Task to carry out: From the entries provided below, copy each line that contains the word "教师活动".

####################

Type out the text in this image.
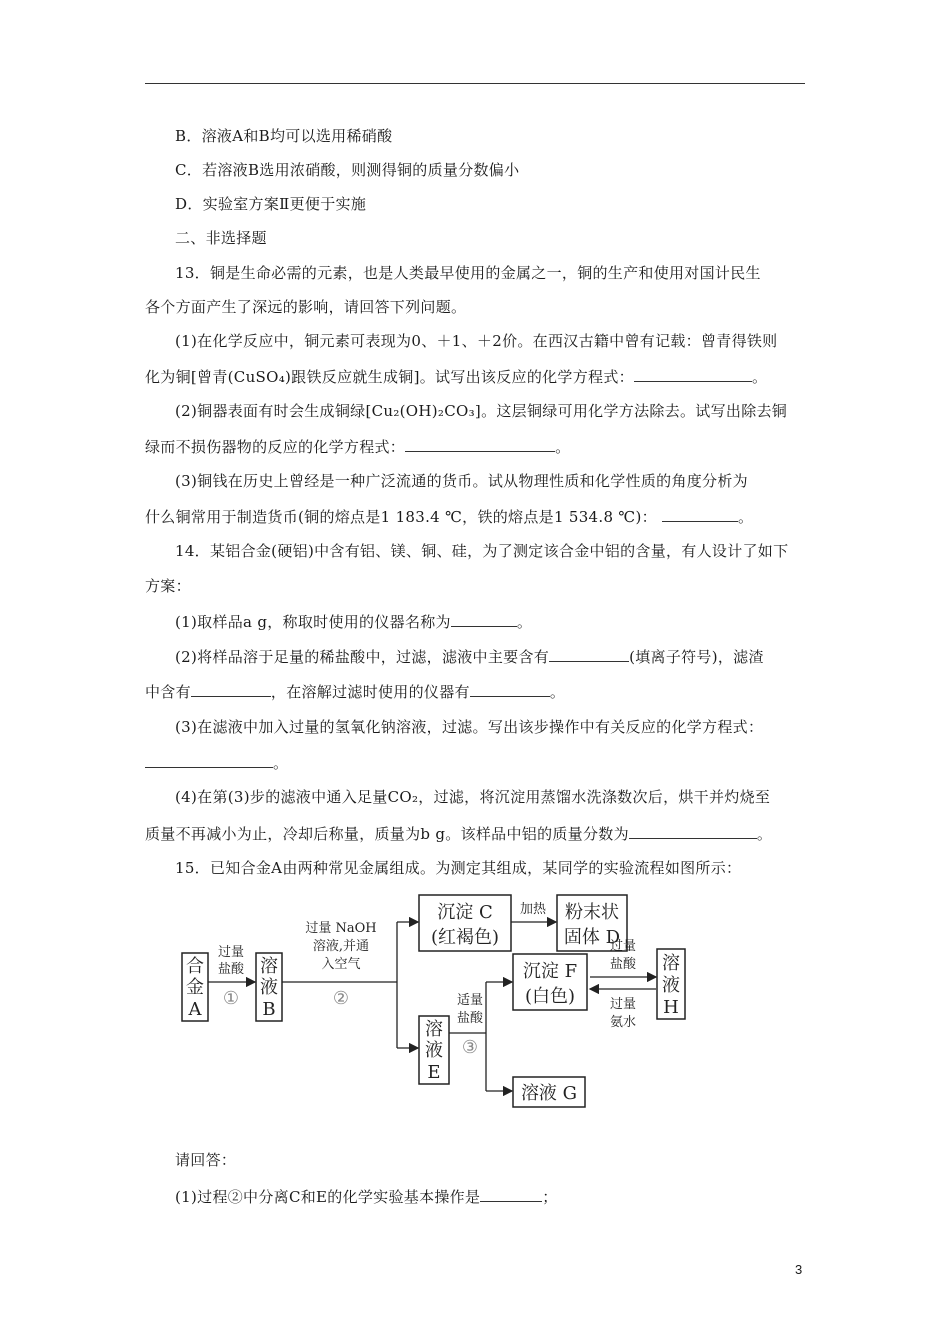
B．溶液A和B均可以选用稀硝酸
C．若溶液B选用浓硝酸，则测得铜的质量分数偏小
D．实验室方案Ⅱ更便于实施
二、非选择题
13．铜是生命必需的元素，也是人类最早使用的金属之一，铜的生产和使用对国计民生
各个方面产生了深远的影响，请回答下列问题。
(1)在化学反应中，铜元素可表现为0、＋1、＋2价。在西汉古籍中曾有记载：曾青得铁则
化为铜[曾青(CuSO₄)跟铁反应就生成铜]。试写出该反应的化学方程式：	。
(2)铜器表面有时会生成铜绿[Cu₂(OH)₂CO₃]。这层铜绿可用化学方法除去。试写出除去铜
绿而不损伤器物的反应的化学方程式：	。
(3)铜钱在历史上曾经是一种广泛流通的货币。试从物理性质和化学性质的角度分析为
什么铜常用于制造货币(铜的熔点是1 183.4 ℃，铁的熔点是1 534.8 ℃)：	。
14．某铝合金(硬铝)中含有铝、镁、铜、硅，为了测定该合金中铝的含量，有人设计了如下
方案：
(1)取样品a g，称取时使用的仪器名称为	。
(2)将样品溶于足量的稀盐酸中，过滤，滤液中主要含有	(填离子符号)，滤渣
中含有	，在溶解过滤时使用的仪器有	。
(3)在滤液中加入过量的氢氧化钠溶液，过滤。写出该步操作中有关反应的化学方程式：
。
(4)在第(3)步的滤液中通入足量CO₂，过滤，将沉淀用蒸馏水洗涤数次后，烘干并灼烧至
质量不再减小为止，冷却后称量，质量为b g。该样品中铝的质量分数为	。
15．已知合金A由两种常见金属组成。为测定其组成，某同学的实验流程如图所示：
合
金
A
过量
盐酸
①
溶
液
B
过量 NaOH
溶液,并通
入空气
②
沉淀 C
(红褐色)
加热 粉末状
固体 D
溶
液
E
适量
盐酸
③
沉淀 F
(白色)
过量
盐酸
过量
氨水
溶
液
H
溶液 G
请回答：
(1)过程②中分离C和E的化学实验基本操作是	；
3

####################

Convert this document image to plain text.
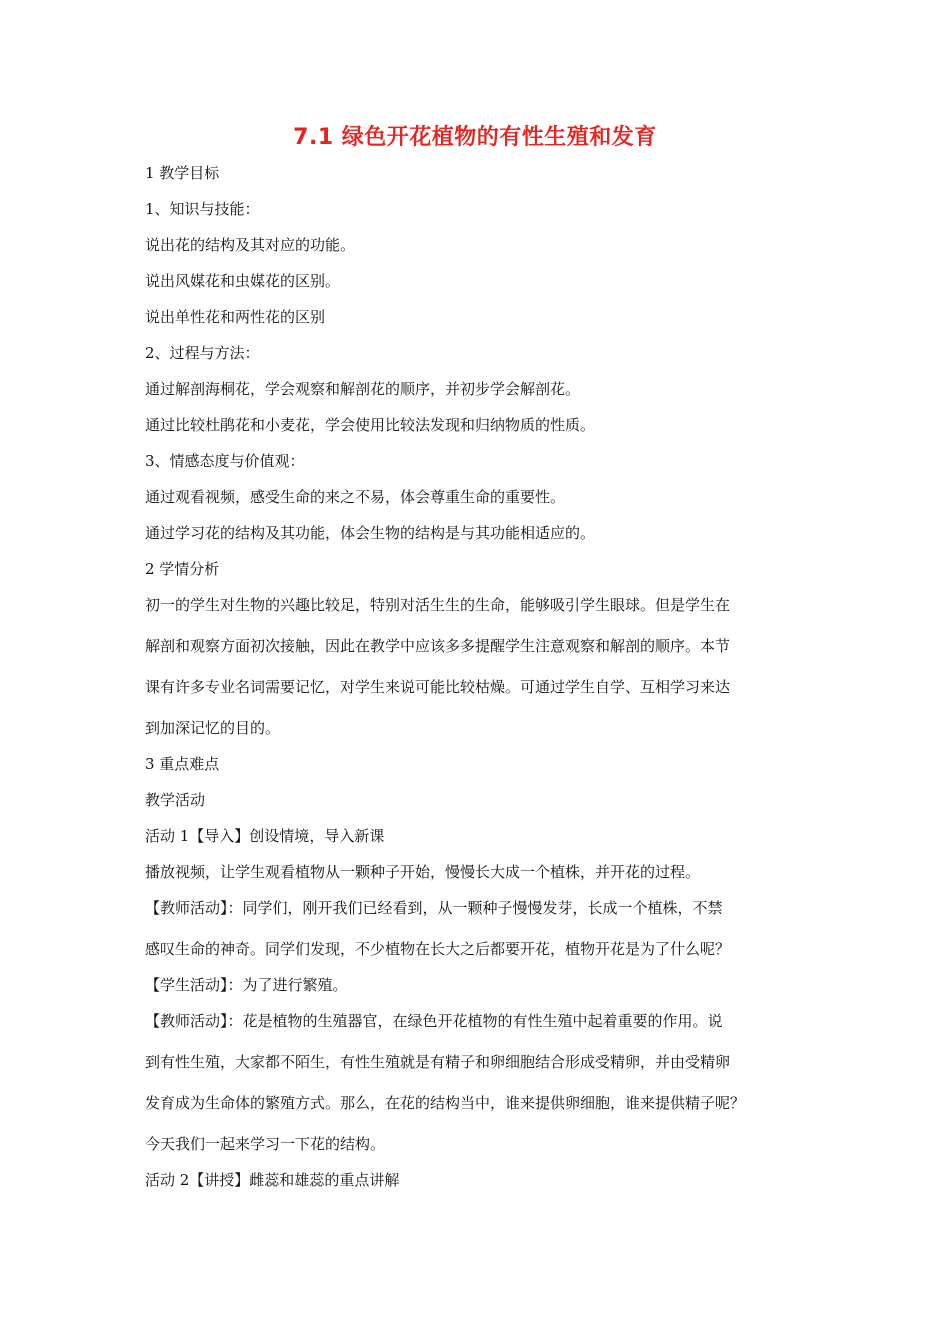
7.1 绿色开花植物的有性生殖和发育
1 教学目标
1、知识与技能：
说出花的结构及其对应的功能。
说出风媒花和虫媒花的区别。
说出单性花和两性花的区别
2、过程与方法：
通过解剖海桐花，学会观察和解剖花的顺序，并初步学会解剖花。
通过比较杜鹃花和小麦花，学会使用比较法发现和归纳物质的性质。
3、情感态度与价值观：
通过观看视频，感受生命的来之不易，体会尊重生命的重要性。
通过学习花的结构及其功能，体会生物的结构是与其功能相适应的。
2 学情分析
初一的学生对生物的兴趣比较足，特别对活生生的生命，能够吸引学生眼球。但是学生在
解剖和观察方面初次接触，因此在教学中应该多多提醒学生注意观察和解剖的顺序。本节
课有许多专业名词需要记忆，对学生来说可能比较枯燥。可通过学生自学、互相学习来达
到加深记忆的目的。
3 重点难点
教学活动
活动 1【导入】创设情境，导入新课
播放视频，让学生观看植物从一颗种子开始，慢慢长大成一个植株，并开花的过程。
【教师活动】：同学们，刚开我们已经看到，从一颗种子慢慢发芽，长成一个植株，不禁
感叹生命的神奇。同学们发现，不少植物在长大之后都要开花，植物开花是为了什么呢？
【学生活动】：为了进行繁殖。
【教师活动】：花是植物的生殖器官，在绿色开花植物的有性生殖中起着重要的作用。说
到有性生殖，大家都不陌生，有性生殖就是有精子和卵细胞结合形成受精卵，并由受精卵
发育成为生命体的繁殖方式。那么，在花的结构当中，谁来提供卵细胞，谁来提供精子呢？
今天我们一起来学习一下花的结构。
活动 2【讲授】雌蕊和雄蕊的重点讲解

####################

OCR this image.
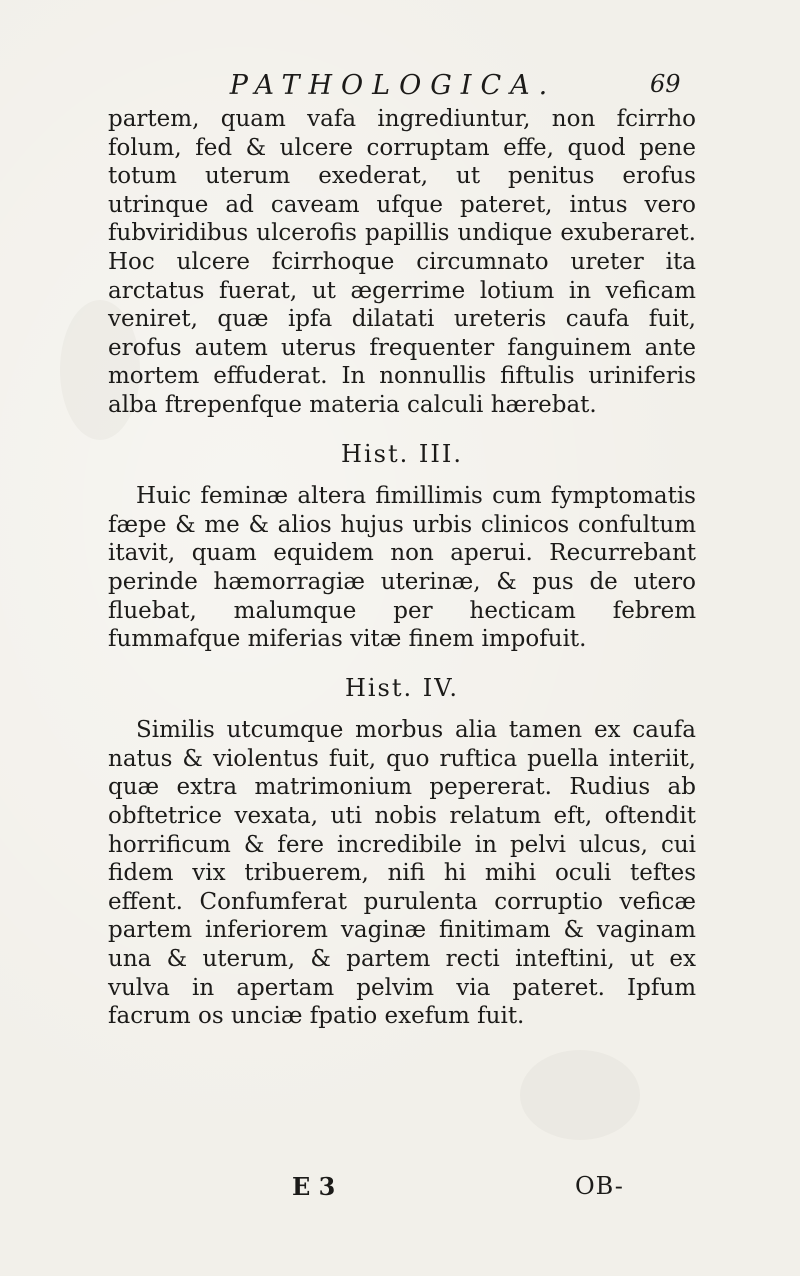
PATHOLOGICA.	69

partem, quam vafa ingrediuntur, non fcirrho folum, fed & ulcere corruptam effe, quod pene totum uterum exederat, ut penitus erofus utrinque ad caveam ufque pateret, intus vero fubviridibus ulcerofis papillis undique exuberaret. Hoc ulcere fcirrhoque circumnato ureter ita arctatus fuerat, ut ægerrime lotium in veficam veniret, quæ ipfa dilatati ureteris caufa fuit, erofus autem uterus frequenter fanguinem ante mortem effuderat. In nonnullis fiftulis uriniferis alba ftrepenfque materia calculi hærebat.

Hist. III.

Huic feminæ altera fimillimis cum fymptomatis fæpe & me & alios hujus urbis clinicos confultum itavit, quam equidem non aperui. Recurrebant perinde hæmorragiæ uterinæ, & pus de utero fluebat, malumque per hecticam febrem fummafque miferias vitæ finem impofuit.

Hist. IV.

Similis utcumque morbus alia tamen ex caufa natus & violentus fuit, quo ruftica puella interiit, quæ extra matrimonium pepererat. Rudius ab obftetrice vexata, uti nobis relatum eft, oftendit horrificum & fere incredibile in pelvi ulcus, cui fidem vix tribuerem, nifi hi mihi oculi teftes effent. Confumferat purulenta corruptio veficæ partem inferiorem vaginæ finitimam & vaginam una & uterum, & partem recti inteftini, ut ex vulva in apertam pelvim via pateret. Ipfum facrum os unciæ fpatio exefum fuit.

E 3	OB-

####################

Result of the exercise:
【教师活动】：同学们，刚开我们已经看到，从一颗种子慢慢发芽，长成一个植株，不禁
【教师活动】：花是植物的生殖器官，在绿色开花植物的有性生殖中起着重要的作用。说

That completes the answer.